[Given exercise]: Tally the lines holding the string "Netflix" and reply with that number alone.

━━━━━ Stored records ━━━━━

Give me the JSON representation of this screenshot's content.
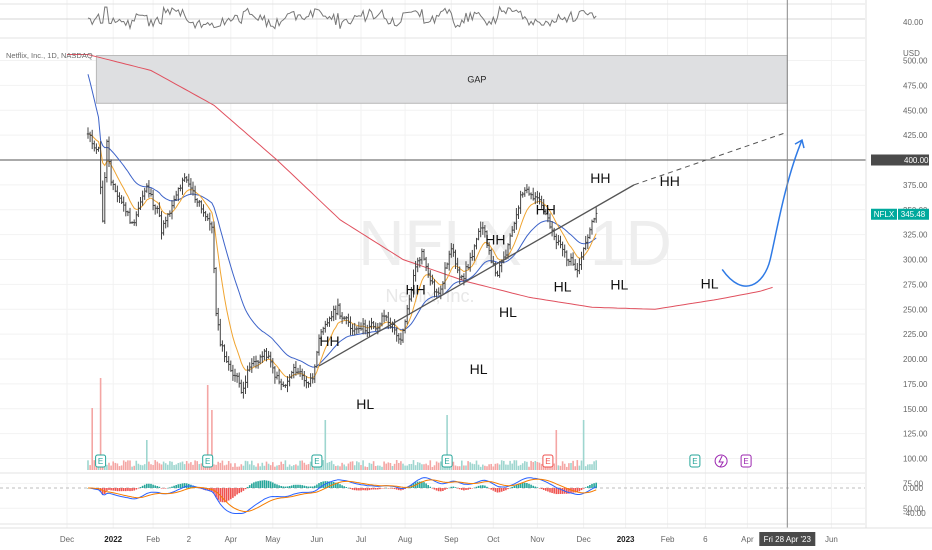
{
  "chart_data": {
    "type": "candlestick",
    "symbol_line": "Netflix, Inc., 1D, NASDAQ",
    "watermark": {
      "symbol": "NFLX",
      "interval": "1D",
      "name": "Netflix, Inc."
    },
    "currency": "USD",
    "ylim": [
      -50,
      540
    ],
    "price_ticks": [
      "500.00",
      "475.00",
      "450.00",
      "425.00",
      "375.00",
      "350.00",
      "325.00",
      "300.00",
      "275.00",
      "250.00",
      "225.00",
      "200.00",
      "175.00",
      "150.00",
      "125.00",
      "100.00",
      "75.00",
      "50.00"
    ],
    "resistance_level": {
      "value": 400,
      "label": "400.00"
    },
    "current_price": {
      "symbol": "NFLX",
      "value": 345.48,
      "label": "345.48"
    },
    "rsi_tick": "40.00",
    "macd_ticks": [
      "0.000",
      "-40.00"
    ],
    "x_ticks": [
      {
        "label": "Dec",
        "bar": -10,
        "bold": false
      },
      {
        "label": "2022",
        "bar": 12,
        "bold": true
      },
      {
        "label": "Feb",
        "bar": 31,
        "bold": false
      },
      {
        "label": "2",
        "bar": 48,
        "bold": false
      },
      {
        "label": "Apr",
        "bar": 68,
        "bold": false
      },
      {
        "label": "May",
        "bar": 88,
        "bold": false
      },
      {
        "label": "Jun",
        "bar": 109,
        "bold": false
      },
      {
        "label": "Jul",
        "bar": 130,
        "bold": false
      },
      {
        "label": "Aug",
        "bar": 151,
        "bold": false
      },
      {
        "label": "Sep",
        "bar": 173,
        "bold": false
      },
      {
        "label": "Oct",
        "bar": 193,
        "bold": false
      },
      {
        "label": "Nov",
        "bar": 214,
        "bold": false
      },
      {
        "label": "Dec",
        "bar": 236,
        "bold": false
      },
      {
        "label": "2023",
        "bar": 256,
        "bold": true
      },
      {
        "label": "Feb",
        "bar": 276,
        "bold": false
      },
      {
        "label": "6",
        "bar": 294,
        "bold": false
      },
      {
        "label": "Apr",
        "bar": 314,
        "bold": false
      },
      {
        "label": "Jun",
        "bar": 354,
        "bold": false
      }
    ],
    "crosshair": {
      "bar": 333,
      "label": "Fri 28 Apr '23"
    },
    "price_anchors": [
      [
        0,
        425
      ],
      [
        2,
        418
      ],
      [
        5,
        410
      ],
      [
        7,
        340
      ],
      [
        9,
        420
      ],
      [
        11,
        375
      ],
      [
        15,
        362
      ],
      [
        18,
        350
      ],
      [
        21,
        335
      ],
      [
        24,
        352
      ],
      [
        26,
        363
      ],
      [
        28,
        372
      ],
      [
        31,
        358
      ],
      [
        33,
        352
      ],
      [
        35,
        330
      ],
      [
        37,
        338
      ],
      [
        40,
        352
      ],
      [
        43,
        370
      ],
      [
        46,
        380
      ],
      [
        49,
        372
      ],
      [
        51,
        362
      ],
      [
        53,
        358
      ],
      [
        55,
        348
      ],
      [
        57,
        338
      ],
      [
        59,
        335
      ],
      [
        61,
        244
      ],
      [
        63,
        218
      ],
      [
        65,
        205
      ],
      [
        67,
        192
      ],
      [
        69,
        187
      ],
      [
        71,
        180
      ],
      [
        73,
        170
      ],
      [
        75,
        178
      ],
      [
        77,
        192
      ],
      [
        79,
        196
      ],
      [
        81,
        200
      ],
      [
        83,
        203
      ],
      [
        85,
        205
      ],
      [
        87,
        195
      ],
      [
        89,
        185
      ],
      [
        91,
        176
      ],
      [
        93,
        172
      ],
      [
        95,
        176
      ],
      [
        97,
        186
      ],
      [
        99,
        190
      ],
      [
        101,
        186
      ],
      [
        103,
        180
      ],
      [
        105,
        176
      ],
      [
        107,
        182
      ],
      [
        109,
        210
      ],
      [
        111,
        224
      ],
      [
        113,
        232
      ],
      [
        115,
        242
      ],
      [
        117,
        246
      ],
      [
        119,
        252
      ],
      [
        121,
        242
      ],
      [
        123,
        238
      ],
      [
        125,
        232
      ],
      [
        127,
        230
      ],
      [
        129,
        234
      ],
      [
        131,
        232
      ],
      [
        133,
        230
      ],
      [
        135,
        234
      ],
      [
        137,
        228
      ],
      [
        139,
        236
      ],
      [
        141,
        244
      ],
      [
        143,
        238
      ],
      [
        145,
        232
      ],
      [
        147,
        226
      ],
      [
        149,
        216
      ],
      [
        151,
        236
      ],
      [
        153,
        260
      ],
      [
        155,
        282
      ],
      [
        157,
        300
      ],
      [
        159,
        306
      ],
      [
        161,
        295
      ],
      [
        163,
        282
      ],
      [
        165,
        270
      ],
      [
        167,
        264
      ],
      [
        169,
        278
      ],
      [
        171,
        298
      ],
      [
        173,
        310
      ],
      [
        175,
        298
      ],
      [
        177,
        286
      ],
      [
        179,
        284
      ],
      [
        181,
        294
      ],
      [
        183,
        306
      ],
      [
        185,
        320
      ],
      [
        187,
        330
      ],
      [
        189,
        326
      ],
      [
        191,
        310
      ],
      [
        193,
        292
      ],
      [
        195,
        286
      ],
      [
        197,
        295
      ],
      [
        199,
        306
      ],
      [
        201,
        320
      ],
      [
        203,
        338
      ],
      [
        205,
        355
      ],
      [
        207,
        368
      ],
      [
        209,
        374
      ],
      [
        211,
        364
      ],
      [
        213,
        364
      ],
      [
        215,
        360
      ],
      [
        217,
        350
      ],
      [
        219,
        340
      ],
      [
        221,
        326
      ],
      [
        223,
        318
      ],
      [
        225,
        314
      ],
      [
        227,
        306
      ],
      [
        229,
        300
      ],
      [
        231,
        296
      ],
      [
        233,
        292
      ],
      [
        235,
        305
      ],
      [
        237,
        318
      ],
      [
        239,
        330
      ],
      [
        241,
        340
      ],
      [
        242,
        345.48
      ]
    ],
    "volume_spikes": [
      [
        2,
        62
      ],
      [
        6,
        92
      ],
      [
        28,
        30
      ],
      [
        57,
        85
      ],
      [
        59,
        60
      ],
      [
        113,
        50
      ],
      [
        171,
        55
      ],
      [
        223,
        40
      ],
      [
        236,
        50
      ]
    ],
    "earnings_markers": [
      6,
      57,
      109,
      171,
      219,
      289
    ],
    "dividend_marker": 291,
    "annotations": [
      {
        "text": "GAP",
        "type": "zone",
        "bar_from": 4,
        "bar_to": 333,
        "from": 457,
        "to": 505
      },
      {
        "text": "HH",
        "bar": 115,
        "price": 213
      },
      {
        "text": "HL",
        "bar": 132,
        "price": 150
      },
      {
        "text": "HH",
        "bar": 156,
        "price": 265
      },
      {
        "text": "HL",
        "bar": 186,
        "price": 185
      },
      {
        "text": "HH",
        "bar": 194,
        "price": 315
      },
      {
        "text": "HL",
        "bar": 200,
        "price": 242
      },
      {
        "text": "HH",
        "bar": 218,
        "price": 345
      },
      {
        "text": "HL",
        "bar": 226,
        "price": 268
      },
      {
        "text": "HH",
        "bar": 244,
        "price": 377
      },
      {
        "text": "HL",
        "bar": 253,
        "price": 270
      },
      {
        "text": "HH",
        "bar": 277,
        "price": 374
      },
      {
        "text": "HL",
        "bar": 296,
        "price": 271
      }
    ],
    "trendline": {
      "from": [
        110,
        193
      ],
      "to": [
        260,
        375
      ],
      "extend_to": [
        333,
        428
      ]
    },
    "projection": [
      [
        302,
        290
      ],
      [
        312,
        270
      ],
      [
        322,
        300
      ],
      [
        332,
        380
      ],
      [
        340,
        420
      ]
    ],
    "sma_long_anchors": [
      [
        0,
        506
      ],
      [
        30,
        490
      ],
      [
        60,
        455
      ],
      [
        90,
        400
      ],
      [
        120,
        340
      ],
      [
        150,
        300
      ],
      [
        180,
        278
      ],
      [
        210,
        262
      ],
      [
        240,
        252
      ],
      [
        270,
        250
      ],
      [
        300,
        260
      ],
      [
        320,
        268
      ],
      [
        326,
        272
      ]
    ],
    "colors": {
      "up": "#26a69a",
      "down": "#ef5350",
      "bars": "#444444",
      "ema_fast": "#f0a430",
      "ema_mid": "#3d63c9",
      "sma_long": "#e0505e",
      "rsi": "#777777",
      "projection": "#2f7ae5",
      "accent": "#00a99d"
    }
  }
}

━━━━━

[Solution below]: 2